■ PROBLEM DETAILS
Identify all lines in the listing that include the word "mogą", and copy them out.

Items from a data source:
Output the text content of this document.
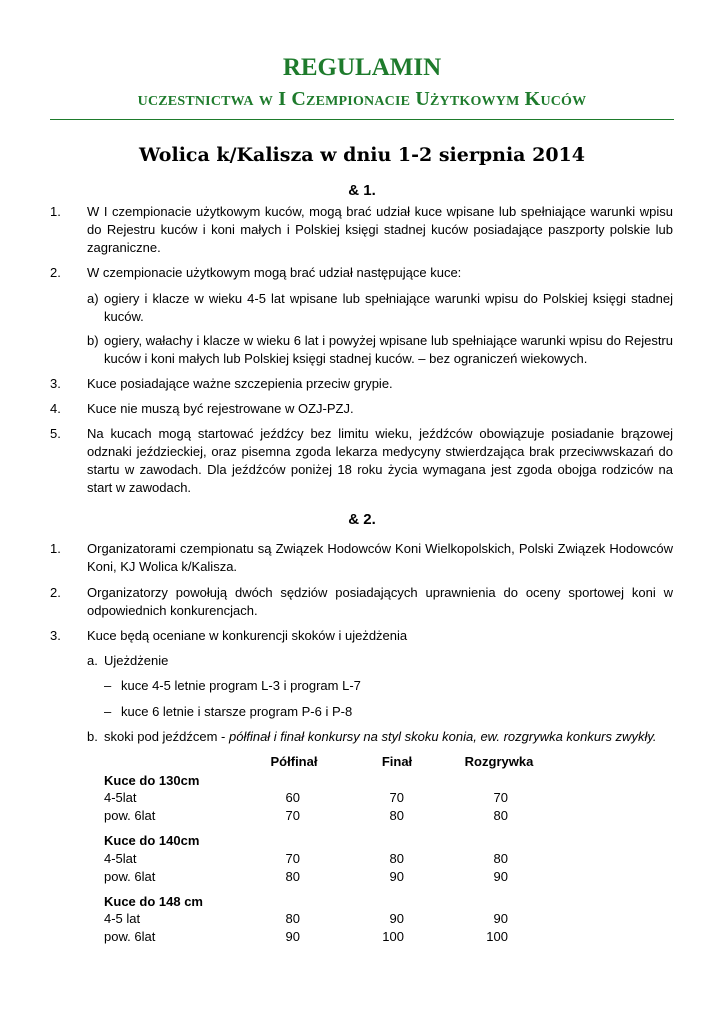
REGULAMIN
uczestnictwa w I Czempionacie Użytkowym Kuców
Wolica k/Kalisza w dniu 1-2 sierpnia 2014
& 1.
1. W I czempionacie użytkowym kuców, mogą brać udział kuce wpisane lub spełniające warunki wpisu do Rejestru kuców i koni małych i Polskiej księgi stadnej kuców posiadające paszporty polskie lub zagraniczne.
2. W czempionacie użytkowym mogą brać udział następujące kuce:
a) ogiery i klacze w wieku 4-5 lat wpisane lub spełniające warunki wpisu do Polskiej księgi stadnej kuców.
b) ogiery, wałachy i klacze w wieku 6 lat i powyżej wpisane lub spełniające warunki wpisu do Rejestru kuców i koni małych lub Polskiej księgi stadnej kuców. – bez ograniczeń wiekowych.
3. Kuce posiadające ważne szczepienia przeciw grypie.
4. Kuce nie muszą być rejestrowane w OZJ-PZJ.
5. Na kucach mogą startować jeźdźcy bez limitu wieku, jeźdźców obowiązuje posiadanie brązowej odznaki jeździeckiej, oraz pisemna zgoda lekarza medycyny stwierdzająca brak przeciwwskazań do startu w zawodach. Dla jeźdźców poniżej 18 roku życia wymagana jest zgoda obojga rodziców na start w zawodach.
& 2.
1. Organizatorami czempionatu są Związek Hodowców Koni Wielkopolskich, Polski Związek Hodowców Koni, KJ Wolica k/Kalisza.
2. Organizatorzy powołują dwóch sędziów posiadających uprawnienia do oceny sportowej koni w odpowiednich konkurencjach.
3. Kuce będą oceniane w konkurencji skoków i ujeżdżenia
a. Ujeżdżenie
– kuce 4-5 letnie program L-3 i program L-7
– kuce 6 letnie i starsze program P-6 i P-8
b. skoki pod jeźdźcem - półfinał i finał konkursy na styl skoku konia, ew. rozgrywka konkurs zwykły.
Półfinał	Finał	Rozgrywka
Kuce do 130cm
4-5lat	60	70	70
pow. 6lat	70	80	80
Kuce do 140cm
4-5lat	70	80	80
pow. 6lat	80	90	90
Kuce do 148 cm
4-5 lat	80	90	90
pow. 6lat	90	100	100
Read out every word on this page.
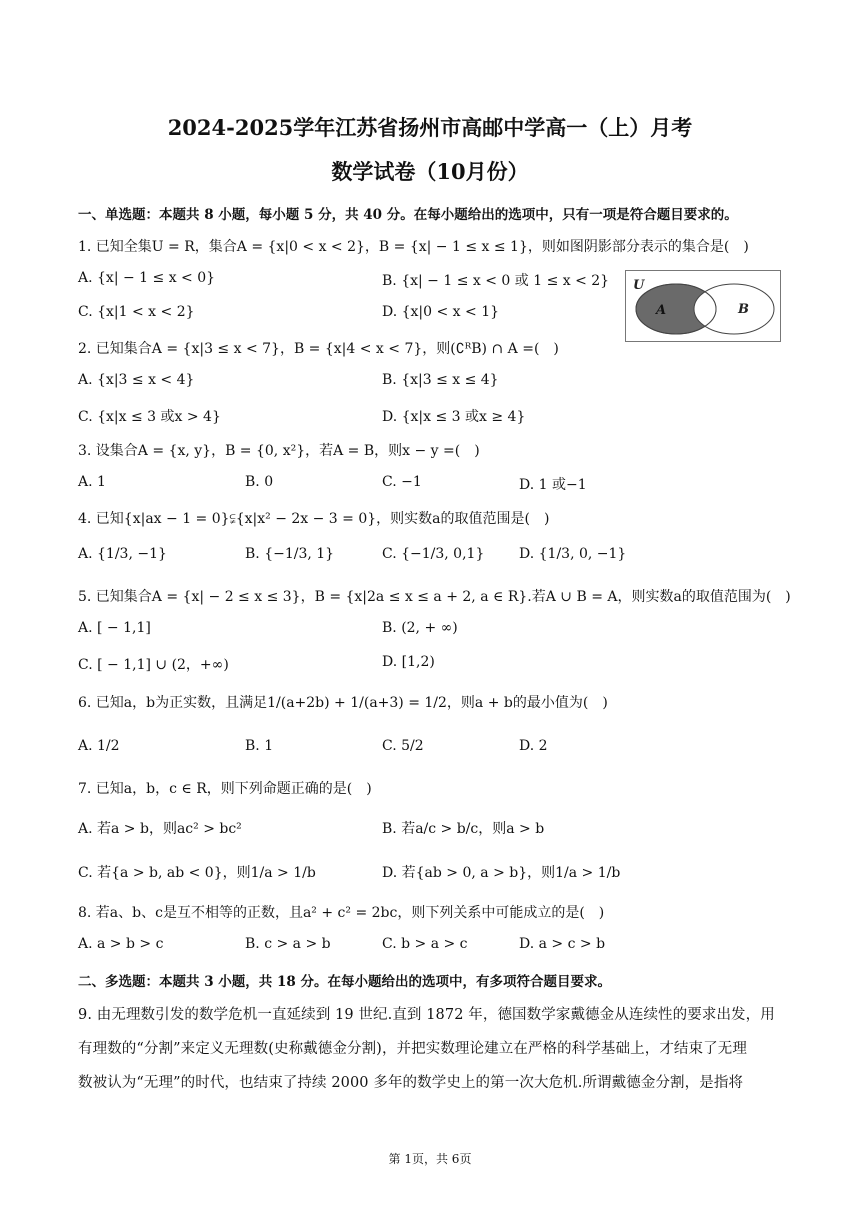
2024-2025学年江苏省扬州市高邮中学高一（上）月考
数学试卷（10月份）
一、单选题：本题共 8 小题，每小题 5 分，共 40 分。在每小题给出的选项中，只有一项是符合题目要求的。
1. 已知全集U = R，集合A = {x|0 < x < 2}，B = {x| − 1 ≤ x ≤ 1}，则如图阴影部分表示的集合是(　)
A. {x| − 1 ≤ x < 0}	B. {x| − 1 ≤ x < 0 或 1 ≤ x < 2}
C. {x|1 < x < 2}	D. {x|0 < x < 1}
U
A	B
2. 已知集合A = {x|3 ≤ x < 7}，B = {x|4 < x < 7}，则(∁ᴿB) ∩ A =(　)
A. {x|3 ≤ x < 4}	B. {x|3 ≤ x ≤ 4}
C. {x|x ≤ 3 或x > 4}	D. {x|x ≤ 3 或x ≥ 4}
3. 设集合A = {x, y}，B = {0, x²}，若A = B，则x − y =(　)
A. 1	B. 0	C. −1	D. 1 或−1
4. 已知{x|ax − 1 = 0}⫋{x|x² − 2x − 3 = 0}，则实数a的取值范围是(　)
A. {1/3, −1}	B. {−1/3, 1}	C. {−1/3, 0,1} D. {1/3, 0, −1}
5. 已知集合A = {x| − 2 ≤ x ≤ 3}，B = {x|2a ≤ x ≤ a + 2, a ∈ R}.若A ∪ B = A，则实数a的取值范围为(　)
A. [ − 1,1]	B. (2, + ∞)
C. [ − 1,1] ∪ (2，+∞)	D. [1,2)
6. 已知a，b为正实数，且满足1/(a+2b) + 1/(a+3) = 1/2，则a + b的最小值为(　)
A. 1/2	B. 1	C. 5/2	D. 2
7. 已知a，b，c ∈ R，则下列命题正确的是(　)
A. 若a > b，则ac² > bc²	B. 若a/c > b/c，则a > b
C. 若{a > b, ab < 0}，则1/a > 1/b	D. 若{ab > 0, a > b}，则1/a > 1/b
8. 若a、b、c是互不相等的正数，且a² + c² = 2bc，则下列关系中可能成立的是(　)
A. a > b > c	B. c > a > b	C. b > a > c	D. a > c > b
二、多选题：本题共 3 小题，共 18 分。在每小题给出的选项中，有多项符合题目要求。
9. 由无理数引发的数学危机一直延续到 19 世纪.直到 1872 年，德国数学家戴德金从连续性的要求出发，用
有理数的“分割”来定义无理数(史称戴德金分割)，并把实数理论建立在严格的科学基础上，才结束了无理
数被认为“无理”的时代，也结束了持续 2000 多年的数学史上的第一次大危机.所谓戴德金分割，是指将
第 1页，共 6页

...

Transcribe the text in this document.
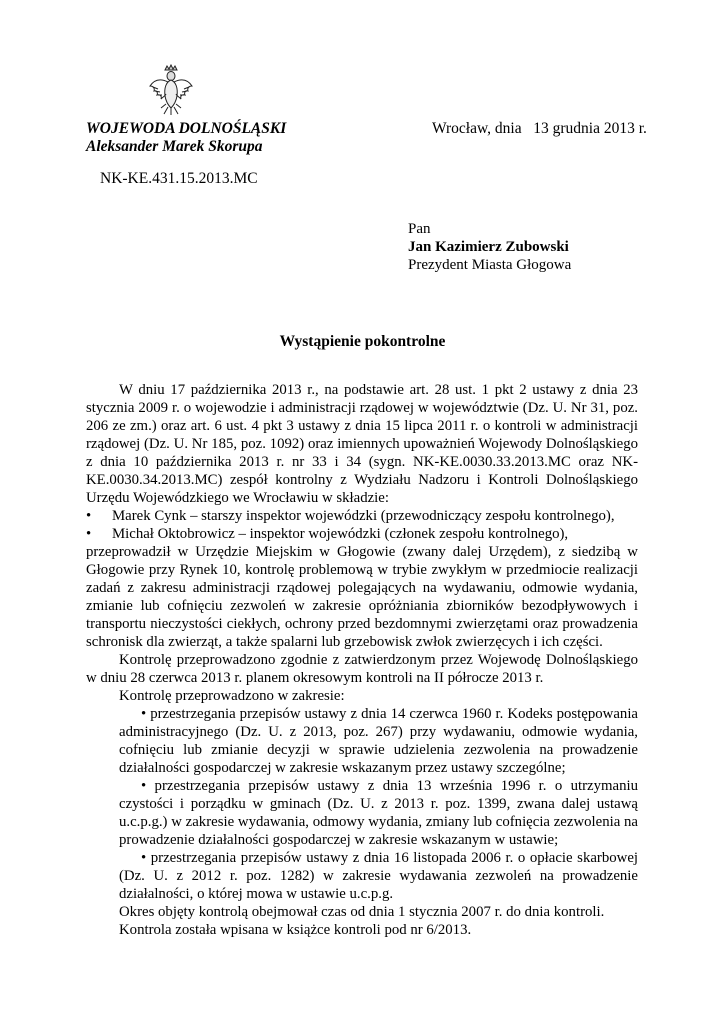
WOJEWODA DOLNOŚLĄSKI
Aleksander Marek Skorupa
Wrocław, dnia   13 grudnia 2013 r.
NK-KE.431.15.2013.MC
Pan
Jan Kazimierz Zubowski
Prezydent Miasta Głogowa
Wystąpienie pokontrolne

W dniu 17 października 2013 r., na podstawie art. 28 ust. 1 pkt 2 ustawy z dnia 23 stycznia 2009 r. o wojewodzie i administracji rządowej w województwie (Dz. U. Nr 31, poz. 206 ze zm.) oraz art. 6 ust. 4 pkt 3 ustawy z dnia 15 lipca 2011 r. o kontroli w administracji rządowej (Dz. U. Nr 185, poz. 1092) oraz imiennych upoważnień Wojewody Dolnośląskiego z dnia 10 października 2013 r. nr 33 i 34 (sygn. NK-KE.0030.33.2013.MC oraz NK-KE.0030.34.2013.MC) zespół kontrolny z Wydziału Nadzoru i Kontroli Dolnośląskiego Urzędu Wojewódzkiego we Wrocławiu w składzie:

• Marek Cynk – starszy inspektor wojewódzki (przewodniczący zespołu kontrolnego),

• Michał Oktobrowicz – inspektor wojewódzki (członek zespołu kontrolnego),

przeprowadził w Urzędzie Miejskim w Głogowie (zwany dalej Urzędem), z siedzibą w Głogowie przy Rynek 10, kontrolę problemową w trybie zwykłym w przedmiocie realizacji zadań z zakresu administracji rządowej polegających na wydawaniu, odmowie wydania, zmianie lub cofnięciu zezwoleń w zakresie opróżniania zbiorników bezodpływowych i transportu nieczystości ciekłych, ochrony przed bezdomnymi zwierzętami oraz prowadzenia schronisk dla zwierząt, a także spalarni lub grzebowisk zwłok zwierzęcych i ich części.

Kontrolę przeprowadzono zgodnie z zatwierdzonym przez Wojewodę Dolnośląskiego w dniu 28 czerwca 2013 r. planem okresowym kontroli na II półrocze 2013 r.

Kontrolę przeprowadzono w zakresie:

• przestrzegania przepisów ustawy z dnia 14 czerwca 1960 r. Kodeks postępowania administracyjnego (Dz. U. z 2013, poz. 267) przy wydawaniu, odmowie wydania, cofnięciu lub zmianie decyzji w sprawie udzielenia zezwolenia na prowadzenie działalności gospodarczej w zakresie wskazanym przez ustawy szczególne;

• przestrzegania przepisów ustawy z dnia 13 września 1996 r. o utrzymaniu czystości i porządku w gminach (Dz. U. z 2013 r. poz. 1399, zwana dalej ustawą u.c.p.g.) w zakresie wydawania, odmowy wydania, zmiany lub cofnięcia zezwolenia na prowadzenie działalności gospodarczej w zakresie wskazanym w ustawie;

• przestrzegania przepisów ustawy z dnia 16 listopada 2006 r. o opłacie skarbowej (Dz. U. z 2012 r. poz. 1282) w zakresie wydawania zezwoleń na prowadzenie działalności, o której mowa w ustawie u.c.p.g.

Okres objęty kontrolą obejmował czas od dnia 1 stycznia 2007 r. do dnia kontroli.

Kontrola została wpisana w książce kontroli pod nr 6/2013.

---

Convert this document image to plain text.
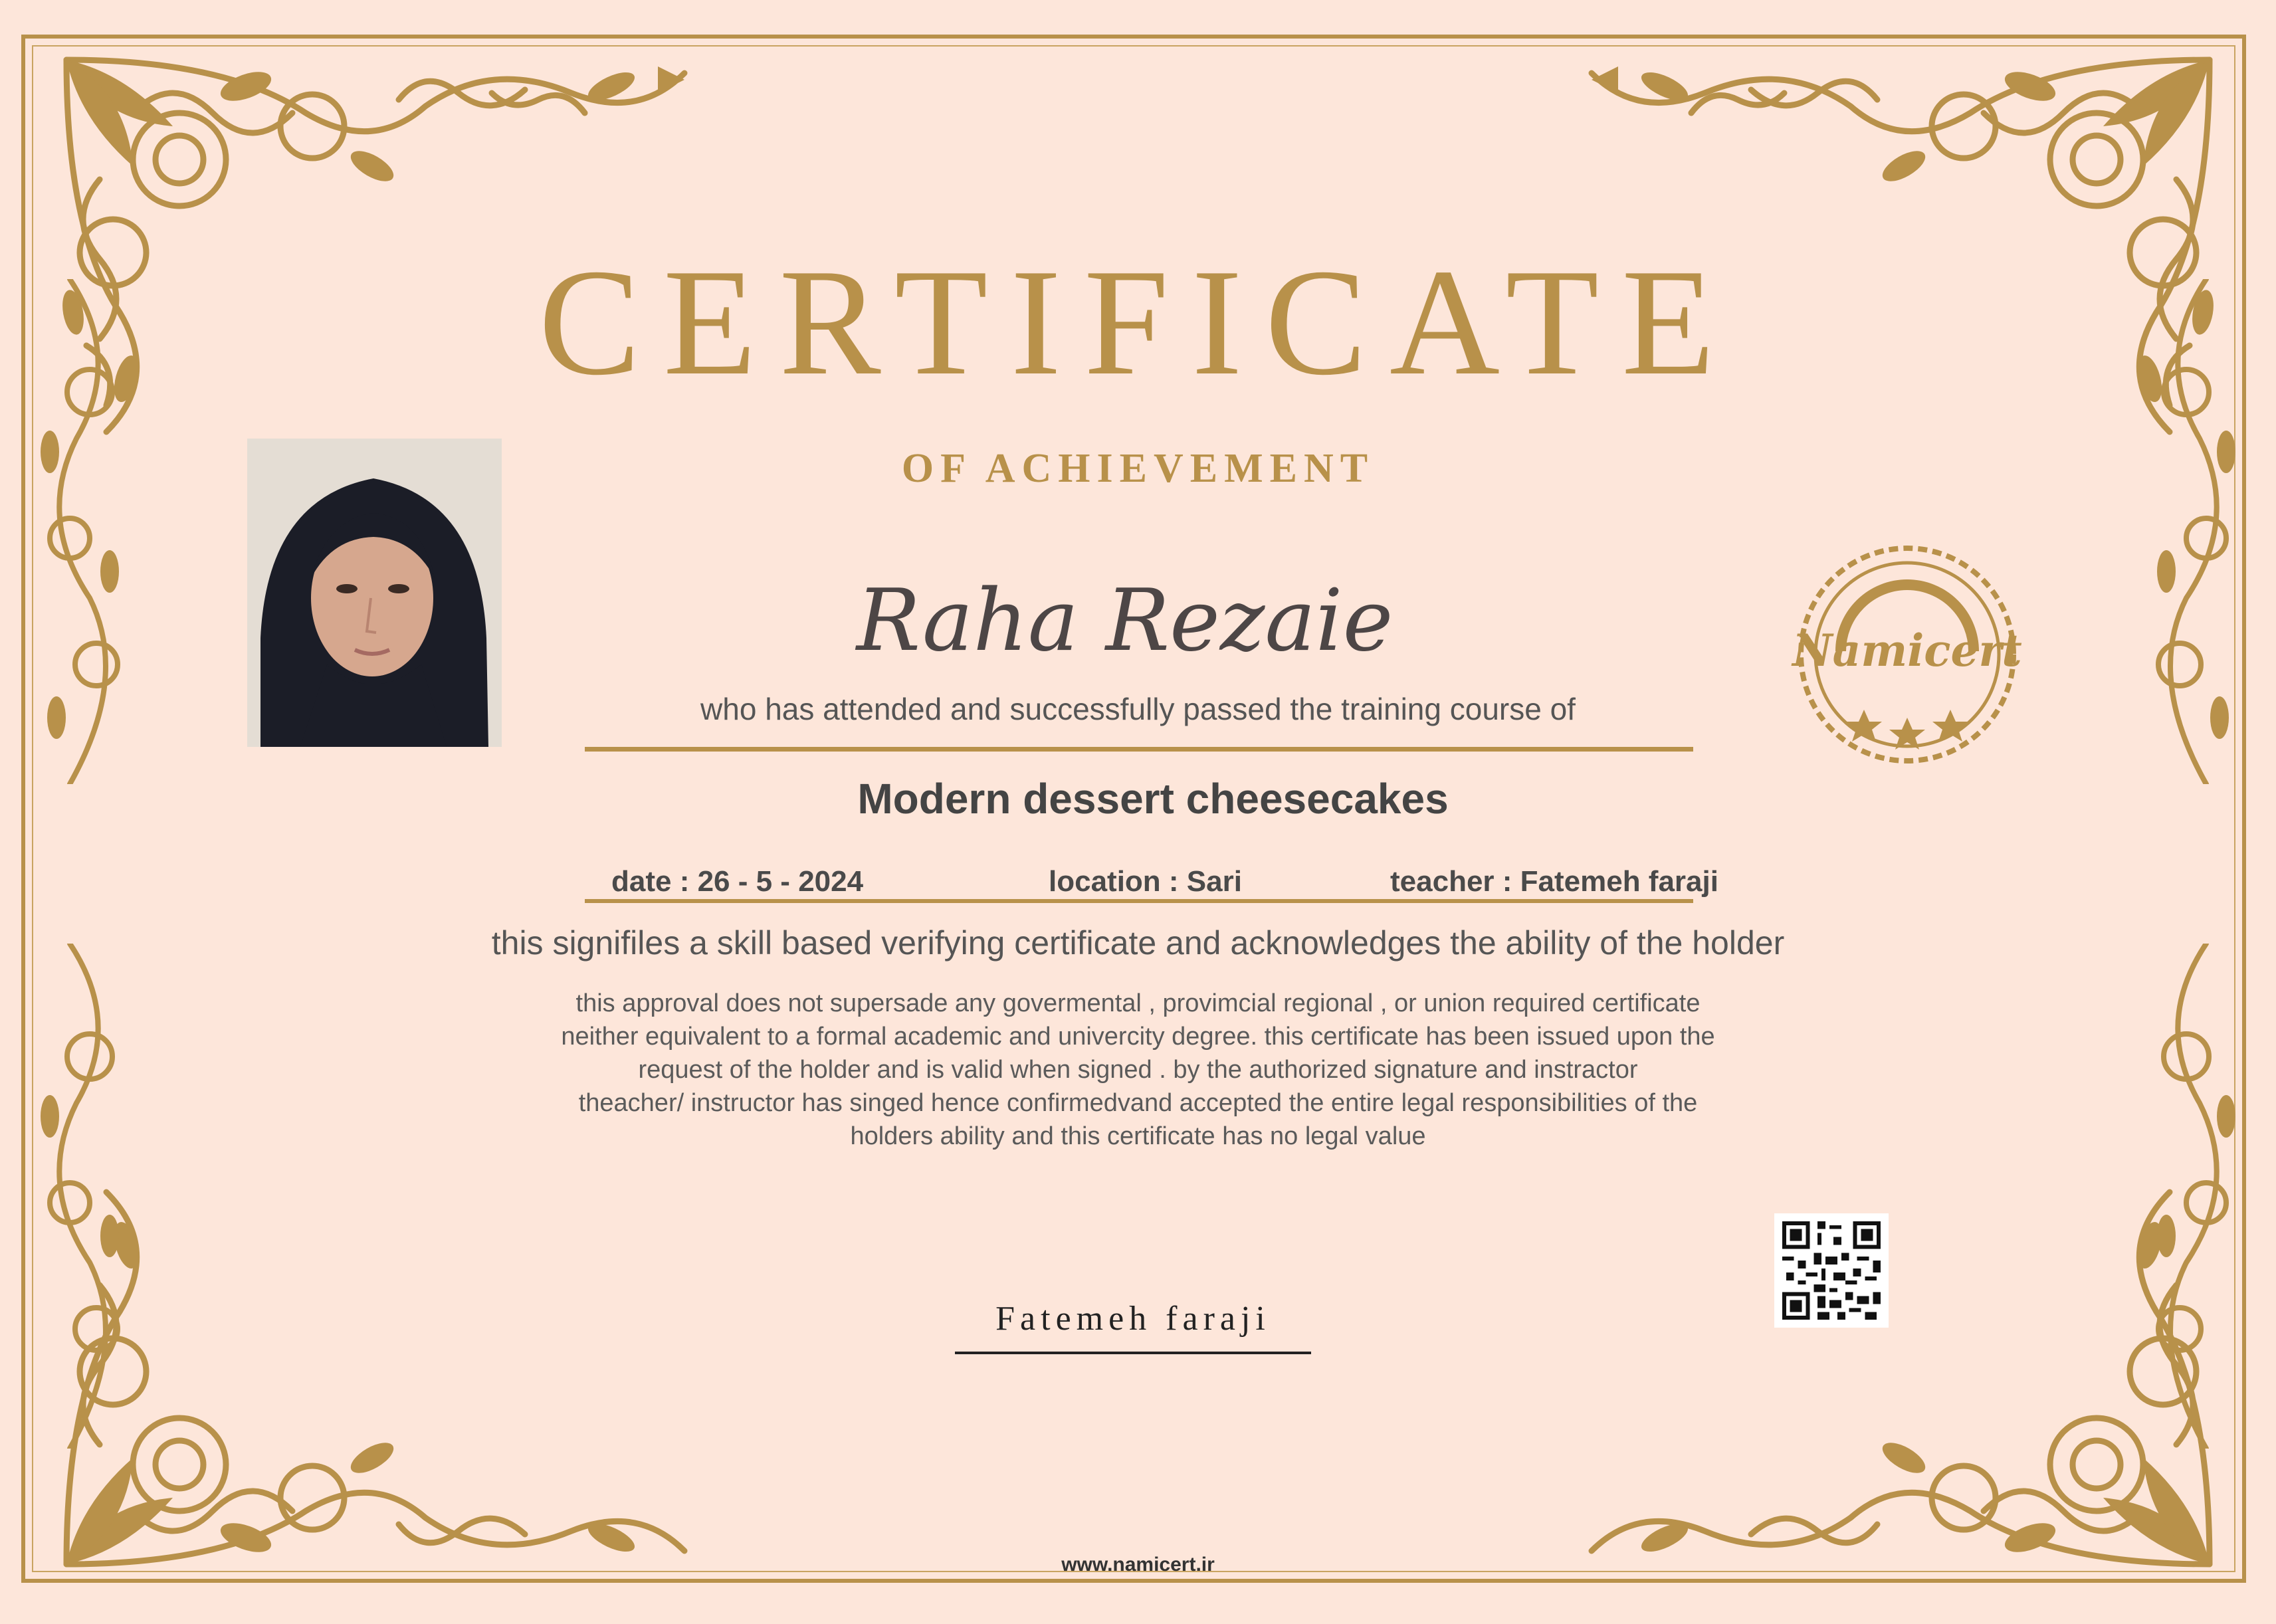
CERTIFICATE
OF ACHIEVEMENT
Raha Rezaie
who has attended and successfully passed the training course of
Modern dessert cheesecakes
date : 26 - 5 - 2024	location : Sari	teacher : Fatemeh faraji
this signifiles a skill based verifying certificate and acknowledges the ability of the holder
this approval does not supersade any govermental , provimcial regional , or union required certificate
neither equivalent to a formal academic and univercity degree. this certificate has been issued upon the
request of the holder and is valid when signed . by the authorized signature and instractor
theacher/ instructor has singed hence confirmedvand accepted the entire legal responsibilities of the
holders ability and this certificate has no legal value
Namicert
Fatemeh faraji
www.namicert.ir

■ RESPONSE FOR THIS EXERCISE
1. W I czempionacie użytkowym kuców, mogą brać udział kuce wpisane lub spełniające warunki wpisu do Rejestru kuców i koni małych i Polskiej księgi stadnej kuców posiadające paszporty polskie lub zagraniczne.
2. W czempionacie użytkowym mogą brać udział następujące kuce:
5. Na kucach mogą startować jeźdźcy bez limitu wieku, jeźdźców obowiązuje posiadanie brązowej odznaki jeździeckiej, oraz pisemna zgoda lekarza medycyny stwierdzająca brak przeciwwskazań do startu w zawodach. Dla jeźdźców poniżej 18 roku życia wymagana jest zgoda obojga rodziców na start w zawodach.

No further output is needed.